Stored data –
━━━
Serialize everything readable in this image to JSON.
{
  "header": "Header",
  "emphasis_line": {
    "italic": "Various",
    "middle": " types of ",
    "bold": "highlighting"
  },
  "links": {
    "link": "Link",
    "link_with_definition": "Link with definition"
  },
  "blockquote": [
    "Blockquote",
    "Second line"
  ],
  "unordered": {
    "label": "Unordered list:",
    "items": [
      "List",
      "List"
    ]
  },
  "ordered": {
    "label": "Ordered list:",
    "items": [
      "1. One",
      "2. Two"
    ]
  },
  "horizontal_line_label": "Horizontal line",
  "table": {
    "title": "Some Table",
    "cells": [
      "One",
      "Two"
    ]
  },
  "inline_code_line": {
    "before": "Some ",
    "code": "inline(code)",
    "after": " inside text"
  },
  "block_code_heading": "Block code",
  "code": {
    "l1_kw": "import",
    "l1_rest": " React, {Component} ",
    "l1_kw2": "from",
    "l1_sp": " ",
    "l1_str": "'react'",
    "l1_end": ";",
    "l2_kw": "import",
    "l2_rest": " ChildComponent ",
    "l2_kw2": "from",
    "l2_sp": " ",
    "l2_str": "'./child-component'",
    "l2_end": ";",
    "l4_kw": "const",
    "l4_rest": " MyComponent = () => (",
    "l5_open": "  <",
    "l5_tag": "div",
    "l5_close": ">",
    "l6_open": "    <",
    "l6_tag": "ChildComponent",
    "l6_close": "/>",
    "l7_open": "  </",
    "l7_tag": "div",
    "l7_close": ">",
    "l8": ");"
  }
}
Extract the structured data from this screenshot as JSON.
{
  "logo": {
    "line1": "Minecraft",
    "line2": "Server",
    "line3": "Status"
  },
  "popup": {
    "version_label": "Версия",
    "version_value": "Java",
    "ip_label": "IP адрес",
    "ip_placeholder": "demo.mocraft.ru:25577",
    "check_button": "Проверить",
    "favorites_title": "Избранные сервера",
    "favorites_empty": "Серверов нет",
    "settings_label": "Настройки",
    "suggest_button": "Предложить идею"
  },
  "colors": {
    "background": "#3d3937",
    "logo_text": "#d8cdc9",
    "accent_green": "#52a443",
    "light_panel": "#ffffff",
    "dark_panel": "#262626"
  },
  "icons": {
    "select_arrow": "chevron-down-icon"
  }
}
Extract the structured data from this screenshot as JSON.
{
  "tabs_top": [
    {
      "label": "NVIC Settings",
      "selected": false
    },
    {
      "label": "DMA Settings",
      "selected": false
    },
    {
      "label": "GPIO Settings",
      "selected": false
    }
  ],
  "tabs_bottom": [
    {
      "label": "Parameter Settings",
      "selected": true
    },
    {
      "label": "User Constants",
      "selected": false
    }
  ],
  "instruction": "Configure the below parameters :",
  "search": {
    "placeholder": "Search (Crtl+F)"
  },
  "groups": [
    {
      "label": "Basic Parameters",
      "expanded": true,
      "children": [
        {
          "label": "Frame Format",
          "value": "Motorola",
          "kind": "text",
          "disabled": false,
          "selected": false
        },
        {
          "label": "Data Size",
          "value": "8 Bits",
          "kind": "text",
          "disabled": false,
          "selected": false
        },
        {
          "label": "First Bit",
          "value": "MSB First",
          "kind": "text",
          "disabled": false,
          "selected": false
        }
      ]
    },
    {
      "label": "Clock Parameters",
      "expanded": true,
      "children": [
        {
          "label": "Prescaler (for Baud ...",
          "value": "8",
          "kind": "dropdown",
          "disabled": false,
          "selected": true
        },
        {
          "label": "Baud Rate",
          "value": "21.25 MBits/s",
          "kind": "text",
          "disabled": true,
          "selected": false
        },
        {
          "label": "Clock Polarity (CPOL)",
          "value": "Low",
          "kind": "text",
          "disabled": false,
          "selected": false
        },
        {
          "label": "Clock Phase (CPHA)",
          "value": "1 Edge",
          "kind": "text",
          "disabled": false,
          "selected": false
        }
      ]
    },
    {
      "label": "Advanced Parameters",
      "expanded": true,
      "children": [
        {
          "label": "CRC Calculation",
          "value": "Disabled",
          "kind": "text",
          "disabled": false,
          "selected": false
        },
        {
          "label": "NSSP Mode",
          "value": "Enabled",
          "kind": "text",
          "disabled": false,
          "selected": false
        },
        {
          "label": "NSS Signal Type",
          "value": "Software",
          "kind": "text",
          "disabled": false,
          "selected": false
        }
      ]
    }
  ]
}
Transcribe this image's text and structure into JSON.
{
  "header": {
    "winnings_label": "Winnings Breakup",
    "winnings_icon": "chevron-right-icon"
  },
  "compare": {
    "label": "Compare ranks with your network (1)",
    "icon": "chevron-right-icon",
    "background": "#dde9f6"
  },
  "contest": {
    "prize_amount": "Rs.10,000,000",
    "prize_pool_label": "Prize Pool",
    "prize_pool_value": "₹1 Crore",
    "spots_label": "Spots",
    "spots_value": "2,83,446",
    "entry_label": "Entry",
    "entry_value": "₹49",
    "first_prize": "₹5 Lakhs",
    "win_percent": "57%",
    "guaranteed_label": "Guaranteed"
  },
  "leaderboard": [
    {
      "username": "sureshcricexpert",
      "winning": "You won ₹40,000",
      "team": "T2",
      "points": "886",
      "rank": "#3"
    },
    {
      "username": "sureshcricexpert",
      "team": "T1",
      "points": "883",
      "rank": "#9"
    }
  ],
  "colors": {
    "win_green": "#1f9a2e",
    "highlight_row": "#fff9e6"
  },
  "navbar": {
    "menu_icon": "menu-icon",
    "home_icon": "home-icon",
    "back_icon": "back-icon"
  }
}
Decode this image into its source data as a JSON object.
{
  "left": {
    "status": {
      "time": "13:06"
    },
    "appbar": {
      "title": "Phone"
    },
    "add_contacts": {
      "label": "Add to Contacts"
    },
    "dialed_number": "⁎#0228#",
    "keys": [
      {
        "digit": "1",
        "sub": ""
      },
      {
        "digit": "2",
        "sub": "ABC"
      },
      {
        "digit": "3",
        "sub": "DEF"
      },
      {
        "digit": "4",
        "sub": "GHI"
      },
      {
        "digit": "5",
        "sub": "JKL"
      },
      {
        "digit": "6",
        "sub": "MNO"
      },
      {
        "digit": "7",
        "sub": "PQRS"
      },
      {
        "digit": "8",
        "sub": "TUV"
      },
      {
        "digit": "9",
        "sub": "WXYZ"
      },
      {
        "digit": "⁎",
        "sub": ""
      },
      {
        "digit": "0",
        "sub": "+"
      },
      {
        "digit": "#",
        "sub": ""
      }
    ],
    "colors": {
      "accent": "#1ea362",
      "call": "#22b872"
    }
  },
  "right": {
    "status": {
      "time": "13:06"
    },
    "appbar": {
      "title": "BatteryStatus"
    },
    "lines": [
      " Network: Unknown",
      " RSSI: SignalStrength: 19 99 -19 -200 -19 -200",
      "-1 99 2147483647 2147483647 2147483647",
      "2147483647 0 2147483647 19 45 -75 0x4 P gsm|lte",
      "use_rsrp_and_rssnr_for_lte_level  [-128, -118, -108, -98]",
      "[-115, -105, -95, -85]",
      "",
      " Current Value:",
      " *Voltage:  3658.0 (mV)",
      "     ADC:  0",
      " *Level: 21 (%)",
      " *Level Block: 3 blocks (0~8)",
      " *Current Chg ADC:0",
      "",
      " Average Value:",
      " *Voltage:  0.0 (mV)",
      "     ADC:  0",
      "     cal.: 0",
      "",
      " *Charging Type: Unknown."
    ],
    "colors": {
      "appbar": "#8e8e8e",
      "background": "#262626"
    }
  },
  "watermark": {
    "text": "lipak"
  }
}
━━━
Exercise – Using the data above, say how many lines include "chevron". No other reply is needed.

Result of the exercise – 3